_WHAT TO DO_
Without including any images, repeat the data exactly.

---------------

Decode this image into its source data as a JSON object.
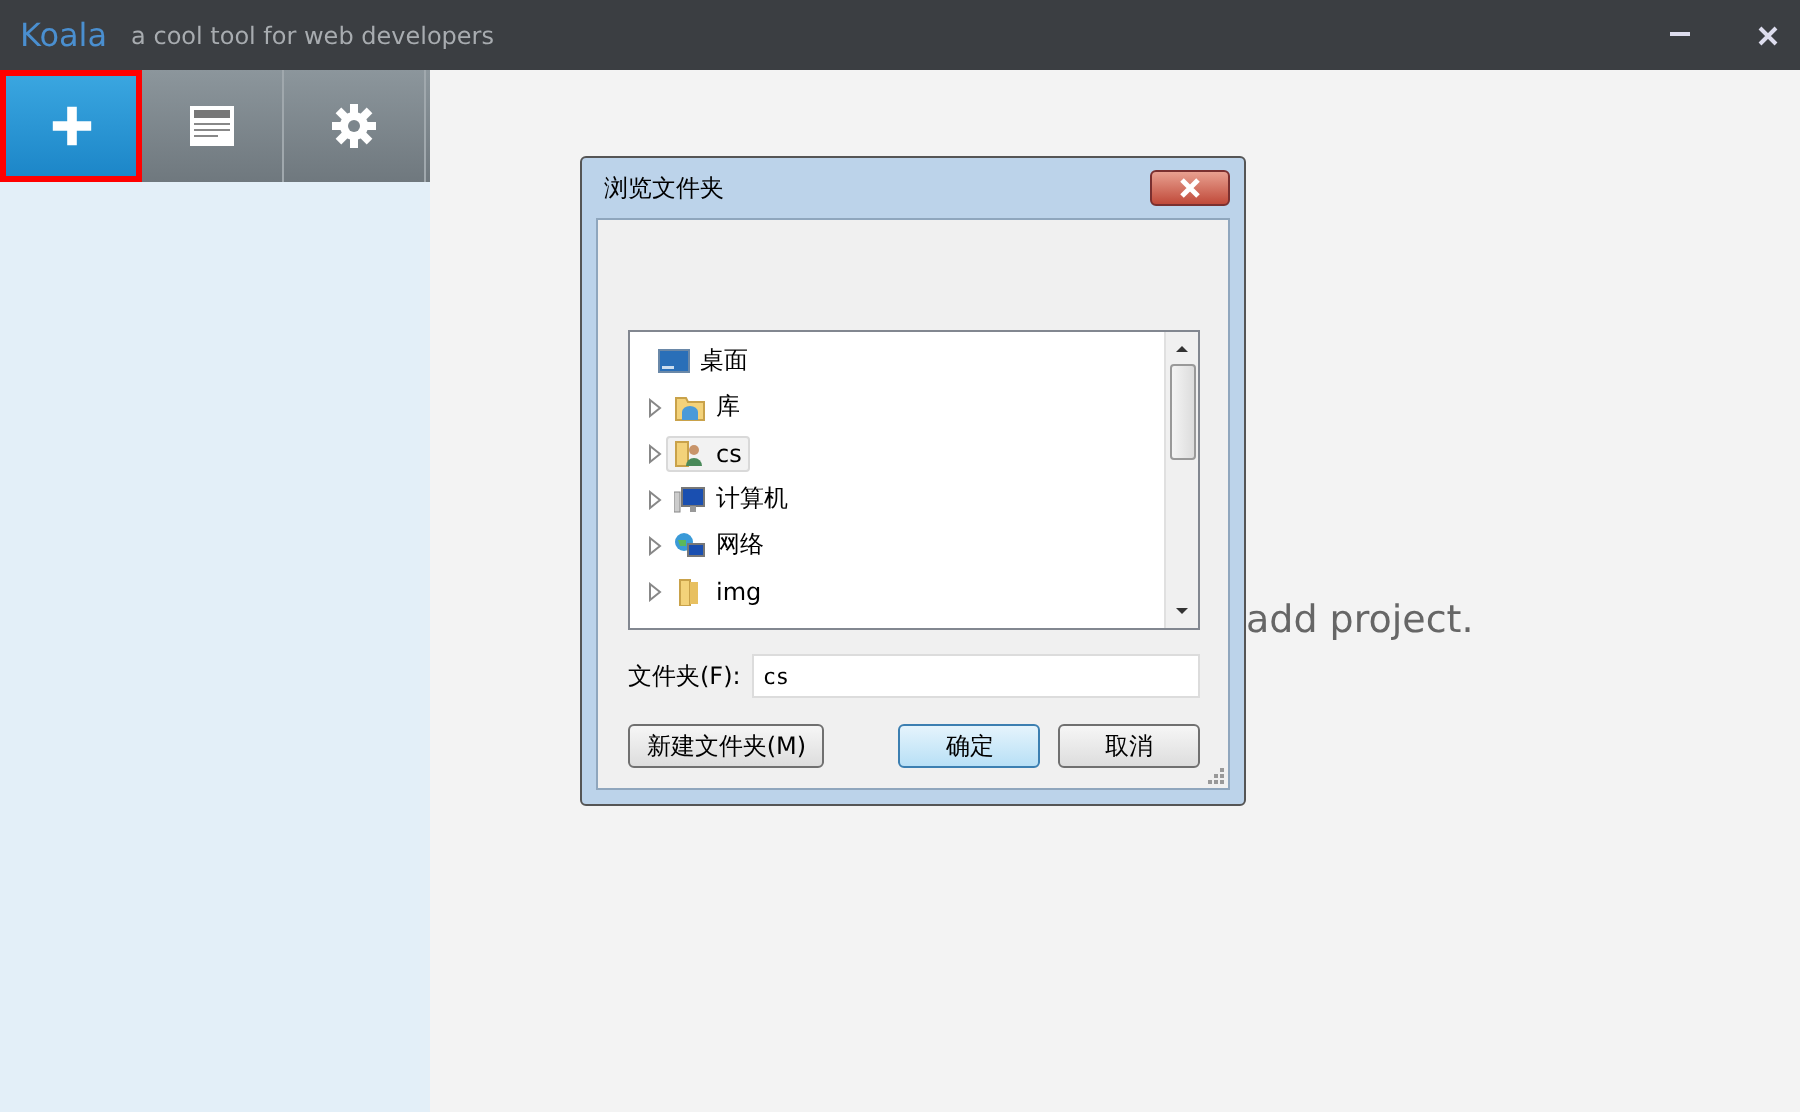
{
  "window": {
    "title": "Koala",
    "subtitle": "a cool tool for web developers",
    "controls": [
      {
        "kind": "minimize"
      },
      {
        "kind": "close"
      }
    ]
  },
  "toolbar": [
    {
      "kind": "add",
      "selected": true
    },
    {
      "kind": "document",
      "selected": false
    },
    {
      "kind": "settings",
      "selected": false
    }
  ],
  "main": {
    "hint": "add project."
  },
  "dialog": {
    "title": "浏览文件夹",
    "tree": [
      {
        "label": "桌面",
        "kind": "desktop",
        "expandable": false,
        "selected": false
      },
      {
        "label": "库",
        "kind": "library",
        "expandable": true,
        "selected": false
      },
      {
        "label": "cs",
        "kind": "user",
        "expandable": true,
        "selected": true
      },
      {
        "label": "计算机",
        "kind": "computer",
        "expandable": true,
        "selected": false
      },
      {
        "label": "网络",
        "kind": "network",
        "expandable": true,
        "selected": false
      },
      {
        "label": "img",
        "kind": "folder",
        "expandable": true,
        "selected": false
      }
    ],
    "folder_label": "文件夹(F):",
    "folder_value": "cs",
    "buttons": [
      {
        "label": "新建文件夹(M)",
        "default": false
      },
      {
        "label": "确定",
        "default": true
      },
      {
        "label": "取消",
        "default": false
      }
    ]
  }
}
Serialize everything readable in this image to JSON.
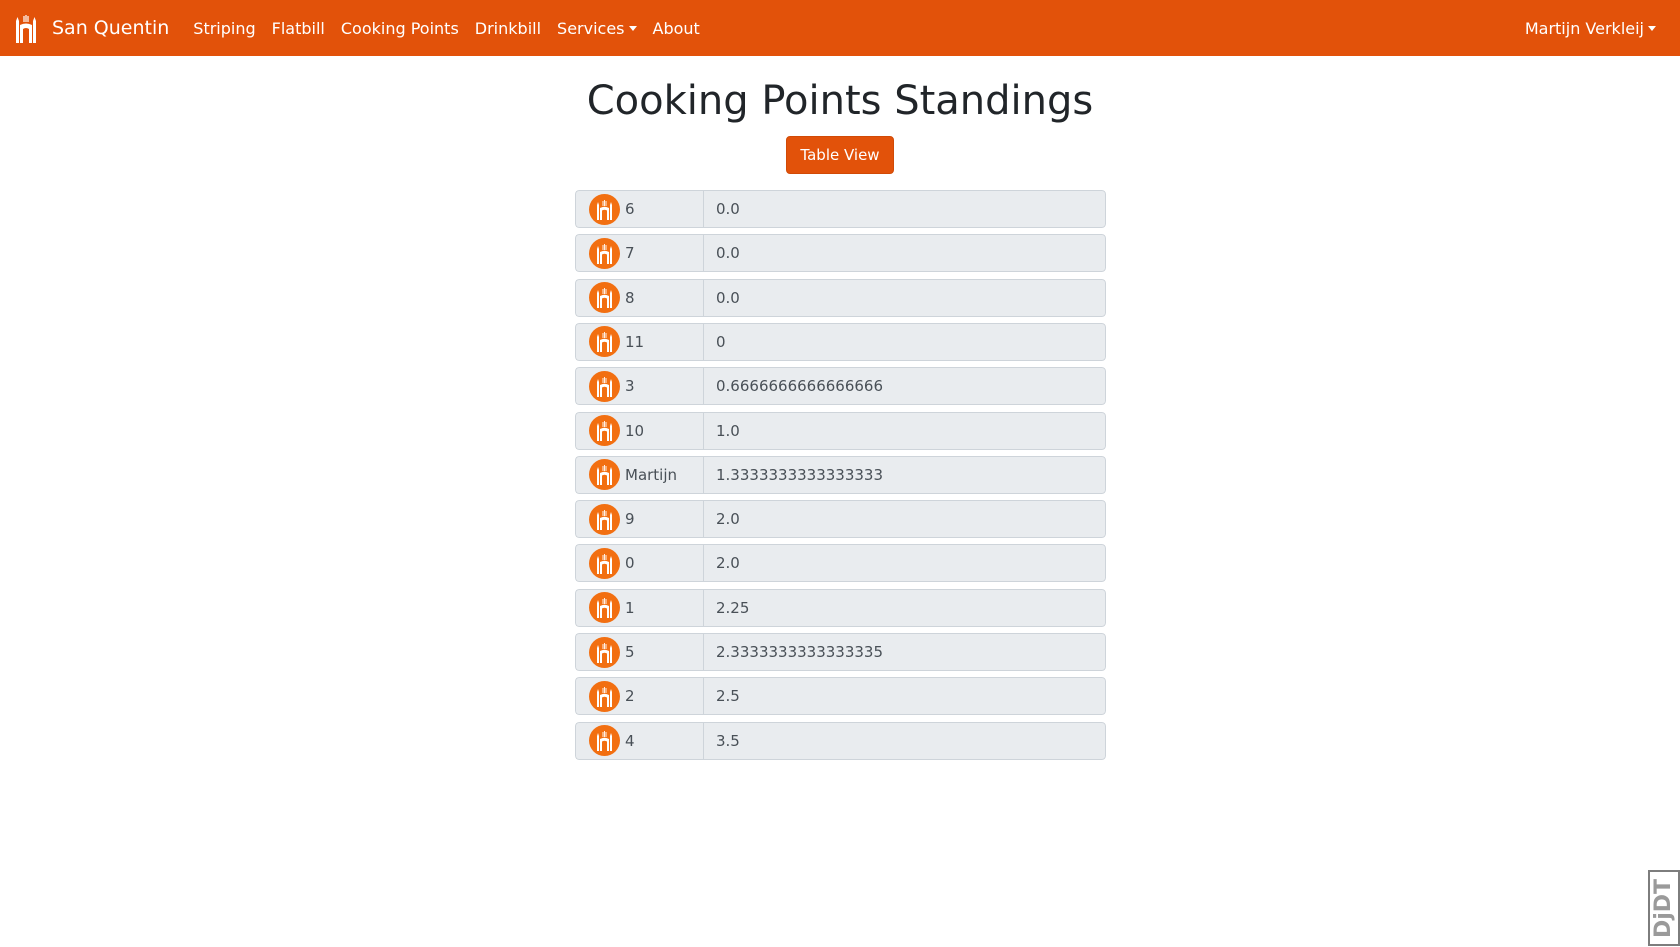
{
  "navbar": {
    "brand": "San Quentin",
    "links": [
      "Striping",
      "Flatbill",
      "Cooking Points",
      "Drinkbill"
    ],
    "services_label": "Services",
    "about_label": "About",
    "user_label": "Martijn Verkleij",
    "background_color": "#e2520a",
    "logo_icon": "building-gate-icon"
  },
  "main": {
    "title": "Cooking Points Standings",
    "table_view_label": "Table View"
  },
  "standings": [
    {
      "name": "6",
      "points": "0.0"
    },
    {
      "name": "7",
      "points": "0.0"
    },
    {
      "name": "8",
      "points": "0.0"
    },
    {
      "name": "11",
      "points": "0"
    },
    {
      "name": "3",
      "points": "0.6666666666666666"
    },
    {
      "name": "10",
      "points": "1.0"
    },
    {
      "name": "Martijn",
      "points": "1.3333333333333333"
    },
    {
      "name": "9",
      "points": "2.0"
    },
    {
      "name": "0",
      "points": "2.0"
    },
    {
      "name": "1",
      "points": "2.25"
    },
    {
      "name": "5",
      "points": "2.3333333333333335"
    },
    {
      "name": "2",
      "points": "2.5"
    },
    {
      "name": "4",
      "points": "3.5"
    }
  ],
  "avatar": {
    "color": "#f26f11",
    "icon": "building-gate-icon"
  },
  "debug_toolbar": {
    "label": "DjDT"
  }
}
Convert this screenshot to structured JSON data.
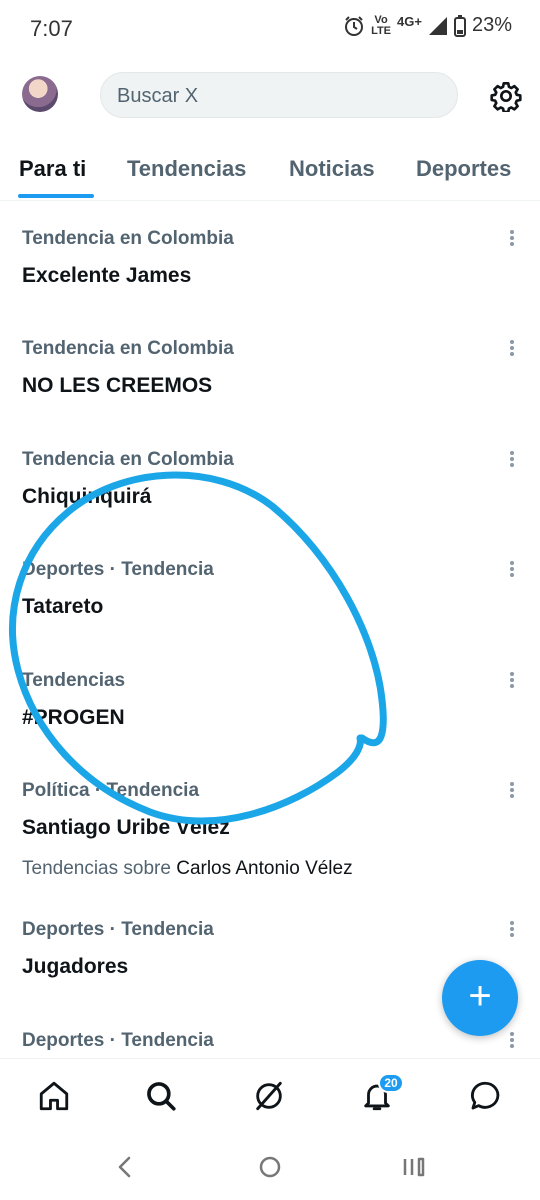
{
  "status_bar": {
    "time": "7:07",
    "network_top": "Vo",
    "network_bottom": "LTE",
    "network_type": "4G+",
    "battery": "23%"
  },
  "header": {
    "search_placeholder": "Buscar X"
  },
  "tabs": [
    {
      "label": "Para ti",
      "active": true
    },
    {
      "label": "Tendencias",
      "active": false
    },
    {
      "label": "Noticias",
      "active": false
    },
    {
      "label": "Deportes",
      "active": false
    }
  ],
  "trends": [
    {
      "context": "Tendencia en Colombia",
      "title": "Excelente James"
    },
    {
      "context": "Tendencia en Colombia",
      "title": "NO LES CREEMOS"
    },
    {
      "context": "Tendencia en Colombia",
      "title": "Chiquinquirá"
    },
    {
      "context": "Deportes · Tendencia",
      "title": "Tatareto"
    },
    {
      "context": "Tendencias",
      "title": "#PROGEN"
    },
    {
      "context": "Política · Tendencia",
      "title": "Santiago Uribe Vélez",
      "sub_prefix": "Tendencias sobre",
      "sub_name": "Carlos Antonio Vélez"
    },
    {
      "context": "Deportes · Tendencia",
      "title": "Jugadores"
    },
    {
      "context": "Deportes · Tendencia",
      "title": ""
    }
  ],
  "notifications_badge": "20",
  "colors": {
    "accent": "#1d9bf0",
    "text_primary": "#0f1419",
    "text_secondary": "#536471",
    "scribble": "#1ba6e8"
  }
}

---------------

_SOLVED EXERCISE_
Decode this image into its source data as a JSON object.
{
  "window": {
    "title": "Koala",
    "subtitle": "a cool tool for web developers",
    "controls": [
      {
        "kind": "minimize"
      },
      {
        "kind": "close"
      }
    ]
  },
  "toolbar": [
    {
      "kind": "add",
      "selected": true
    },
    {
      "kind": "document",
      "selected": false
    },
    {
      "kind": "settings",
      "selected": false
    }
  ],
  "main": {
    "hint": "add project."
  },
  "dialog": {
    "title": "浏览文件夹",
    "tree": [
      {
        "label": "桌面",
        "kind": "desktop",
        "expandable": false,
        "selected": false
      },
      {
        "label": "库",
        "kind": "library",
        "expandable": true,
        "selected": false
      },
      {
        "label": "cs",
        "kind": "user",
        "expandable": true,
        "selected": true
      },
      {
        "label": "计算机",
        "kind": "computer",
        "expandable": true,
        "selected": false
      },
      {
        "label": "网络",
        "kind": "network",
        "expandable": true,
        "selected": false
      },
      {
        "label": "img",
        "kind": "folder",
        "expandable": true,
        "selected": false
      }
    ],
    "folder_label": "文件夹(F):",
    "folder_value": "cs",
    "buttons": [
      {
        "label": "新建文件夹(M)",
        "default": false
      },
      {
        "label": "确定",
        "default": true
      },
      {
        "label": "取消",
        "default": false
      }
    ]
  }
}
Serialize everything readable in this image to JSON.
{
  "navbar": {
    "brand": "San Quentin",
    "links": [
      "Striping",
      "Flatbill",
      "Cooking Points",
      "Drinkbill"
    ],
    "services_label": "Services",
    "about_label": "About",
    "user_label": "Martijn Verkleij",
    "background_color": "#e2520a",
    "logo_icon": "building-gate-icon"
  },
  "main": {
    "title": "Cooking Points Standings",
    "table_view_label": "Table View"
  },
  "standings": [
    {
      "name": "6",
      "points": "0.0"
    },
    {
      "name": "7",
      "points": "0.0"
    },
    {
      "name": "8",
      "points": "0.0"
    },
    {
      "name": "11",
      "points": "0"
    },
    {
      "name": "3",
      "points": "0.6666666666666666"
    },
    {
      "name": "10",
      "points": "1.0"
    },
    {
      "name": "Martijn",
      "points": "1.3333333333333333"
    },
    {
      "name": "9",
      "points": "2.0"
    },
    {
      "name": "0",
      "points": "2.0"
    },
    {
      "name": "1",
      "points": "2.25"
    },
    {
      "name": "5",
      "points": "2.3333333333333335"
    },
    {
      "name": "2",
      "points": "2.5"
    },
    {
      "name": "4",
      "points": "3.5"
    }
  ],
  "avatar": {
    "color": "#f26f11",
    "icon": "building-gate-icon"
  },
  "debug_toolbar": {
    "label": "DjDT"
  }
}
Convert this screenshot to structured JSON data.
{
  "status_bar": {
    "time": "7:07",
    "network_top": "Vo",
    "network_bottom": "LTE",
    "network_type": "4G+",
    "battery": "23%"
  },
  "header": {
    "search_placeholder": "Buscar X"
  },
  "tabs": [
    {
      "label": "Para ti",
      "active": true
    },
    {
      "label": "Tendencias",
      "active": false
    },
    {
      "label": "Noticias",
      "active": false
    },
    {
      "label": "Deportes",
      "active": false
    }
  ],
  "trends": [
    {
      "context": "Tendencia en Colombia",
      "title": "Excelente James"
    },
    {
      "context": "Tendencia en Colombia",
      "title": "NO LES CREEMOS"
    },
    {
      "context": "Tendencia en Colombia",
      "title": "Chiquinquirá"
    },
    {
      "context": "Deportes · Tendencia",
      "title": "Tatareto"
    },
    {
      "context": "Tendencias",
      "title": "#PROGEN"
    },
    {
      "context": "Política · Tendencia",
      "title": "Santiago Uribe Vélez",
      "sub_prefix": "Tendencias sobre",
      "sub_name": "Carlos Antonio Vélez"
    },
    {
      "context": "Deportes · Tendencia",
      "title": "Jugadores"
    },
    {
      "context": "Deportes · Tendencia",
      "title": ""
    }
  ],
  "notifications_badge": "20",
  "colors": {
    "accent": "#1d9bf0",
    "text_primary": "#0f1419",
    "text_secondary": "#536471",
    "scribble": "#1ba6e8"
  }
}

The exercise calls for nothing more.